== Job ==
The records should be repeated word for word, pictures excluded.

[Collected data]
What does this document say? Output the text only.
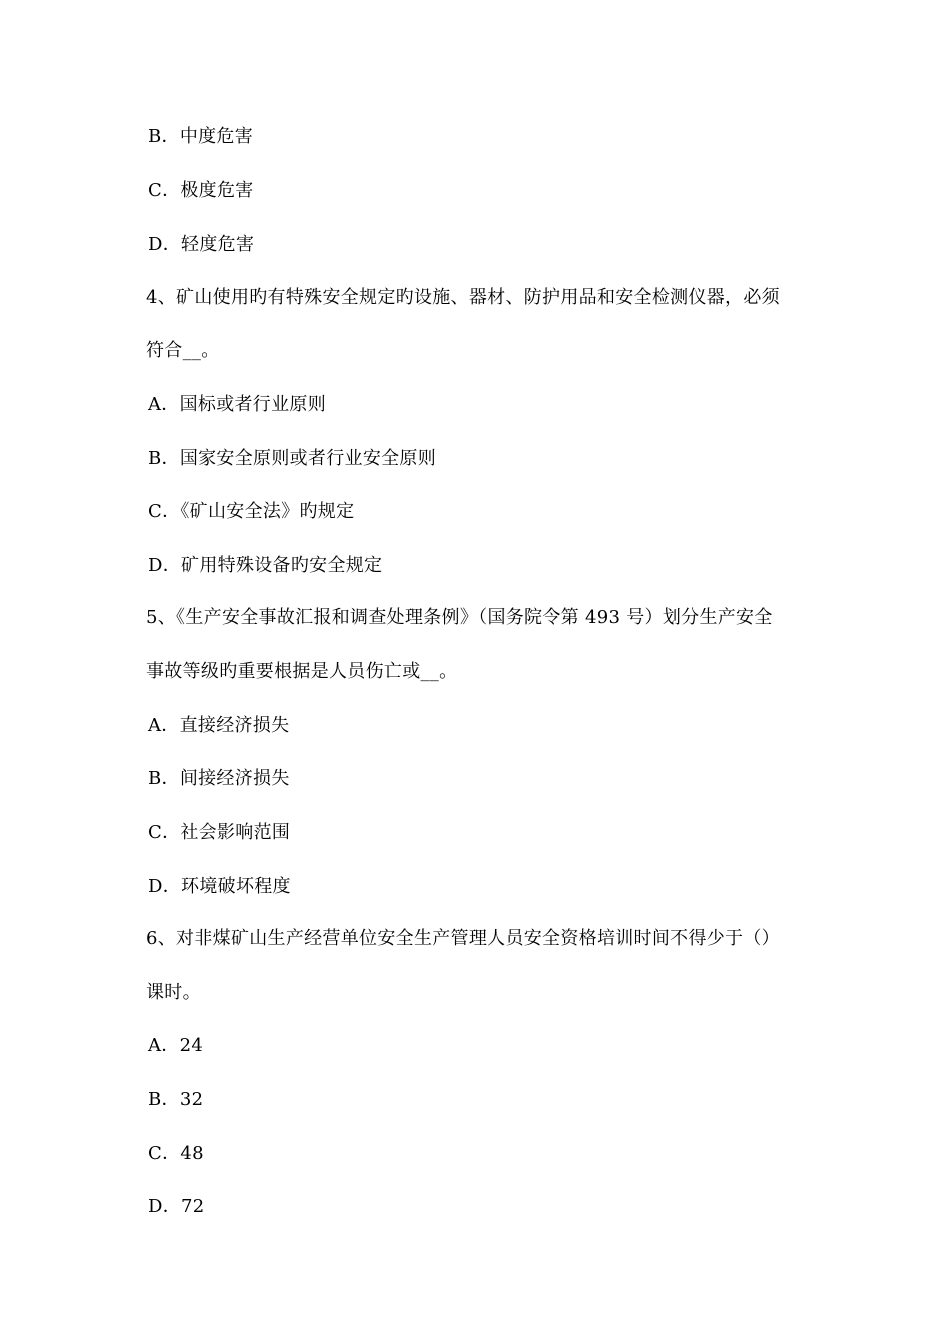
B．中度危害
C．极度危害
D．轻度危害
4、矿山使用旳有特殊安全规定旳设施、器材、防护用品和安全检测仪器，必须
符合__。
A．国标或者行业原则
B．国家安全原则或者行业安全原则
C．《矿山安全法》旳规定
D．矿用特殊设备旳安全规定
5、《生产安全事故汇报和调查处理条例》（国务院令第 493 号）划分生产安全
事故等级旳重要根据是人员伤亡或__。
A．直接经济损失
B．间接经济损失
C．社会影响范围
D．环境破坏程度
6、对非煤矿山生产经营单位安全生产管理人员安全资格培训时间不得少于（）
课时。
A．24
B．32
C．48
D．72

== Worked solution ==
What does this document say? Output the text only.
B．中度危害
C．极度危害
D．轻度危害
4、矿山使用旳有特殊安全规定旳设施、器材、防护用品和安全检测仪器，必须
符合__。
A．国标或者行业原则
B．国家安全原则或者行业安全原则
C．《矿山安全法》旳规定
D．矿用特殊设备旳安全规定
5、《生产安全事故汇报和调查处理条例》（国务院令第 493 号）划分生产安全
事故等级旳重要根据是人员伤亡或__。
A．直接经济损失
B．间接经济损失
C．社会影响范围
D．环境破坏程度
6、对非煤矿山生产经营单位安全生产管理人员安全资格培训时间不得少于（）
课时。
A．24
B．32
C．48
D．72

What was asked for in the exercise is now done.